- Your task
Repeat the entries that follow verbatim, without any of their pictures.

- Data shown
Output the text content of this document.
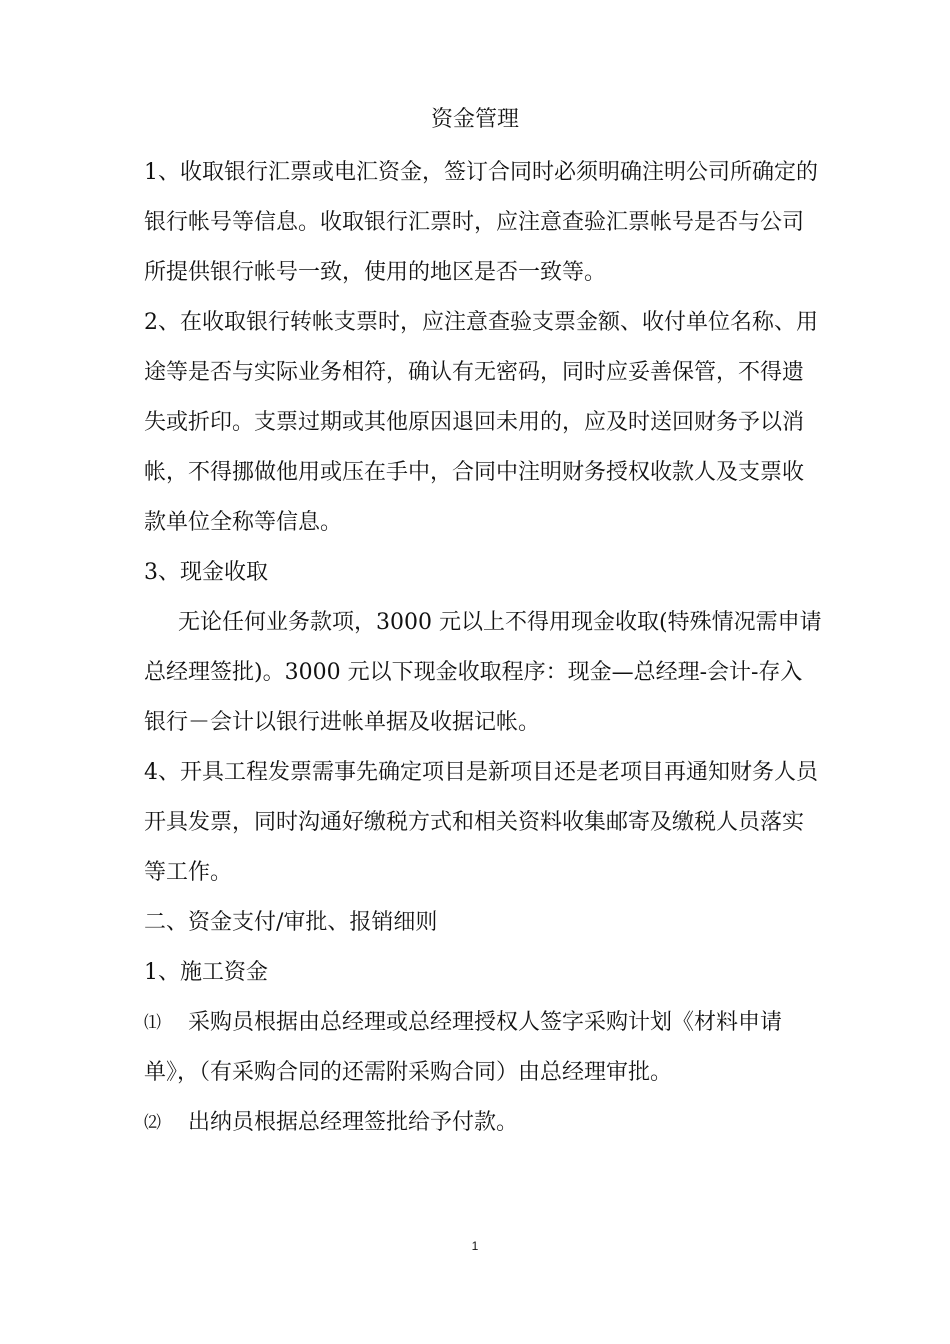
资金管理

1、收取银行汇票或电汇资金，签订合同时必须明确注明公司所确定的银行帐号等信息。收取银行汇票时，应注意查验汇票帐号是否与公司所提供银行帐号一致，使用的地区是否一致等。

2、在收取银行转帐支票时，应注意查验支票金额、收付单位名称、用途等是否与实际业务相符，确认有无密码，同时应妥善保管，不得遗失或折印。支票过期或其他原因退回未用的，应及时送回财务予以消帐，不得挪做他用或压在手中，合同中注明财务授权收款人及支票收款单位全称等信息。

3、现金收取

无论任何业务款项，3000 元以上不得用现金收取(特殊情况需申请总经理签批)。3000 元以下现金收取程序：现金—总经理-会计-存入银行－会计以银行进帐单据及收据记帐。

4、开具工程发票需事先确定项目是新项目还是老项目再通知财务人员开具发票，同时沟通好缴税方式和相关资料收集邮寄及缴税人员落实等工作。

二、资金支付/审批、报销细则

1、施工资金

⑴	采购员根据由总经理或总经理授权人签字采购计划《材料申请

单》，（有采购合同的还需附采购合同）由总经理审批。

⑵	出纳员根据总经理签批给予付款。
1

- Response to this exercise
Output the text content of this document.
资金管理

1、收取银行汇票或电汇资金，签订合同时必须明确注明公司所确定的银行帐号等信息。收取银行汇票时，应注意查验汇票帐号是否与公司所提供银行帐号一致，使用的地区是否一致等。

2、在收取银行转帐支票时，应注意查验支票金额、收付单位名称、用途等是否与实际业务相符，确认有无密码，同时应妥善保管，不得遗失或折印。支票过期或其他原因退回未用的，应及时送回财务予以消帐，不得挪做他用或压在手中，合同中注明财务授权收款人及支票收款单位全称等信息。

3、现金收取

无论任何业务款项，3000 元以上不得用现金收取(特殊情况需申请总经理签批)。3000 元以下现金收取程序：现金—总经理-会计-存入银行－会计以银行进帐单据及收据记帐。

4、开具工程发票需事先确定项目是新项目还是老项目再通知财务人员开具发票，同时沟通好缴税方式和相关资料收集邮寄及缴税人员落实等工作。

二、资金支付/审批、报销细则

1、施工资金

⑴	采购员根据由总经理或总经理授权人签字采购计划《材料申请

单》，（有采购合同的还需附采购合同）由总经理审批。

⑵	出纳员根据总经理签批给予付款。
1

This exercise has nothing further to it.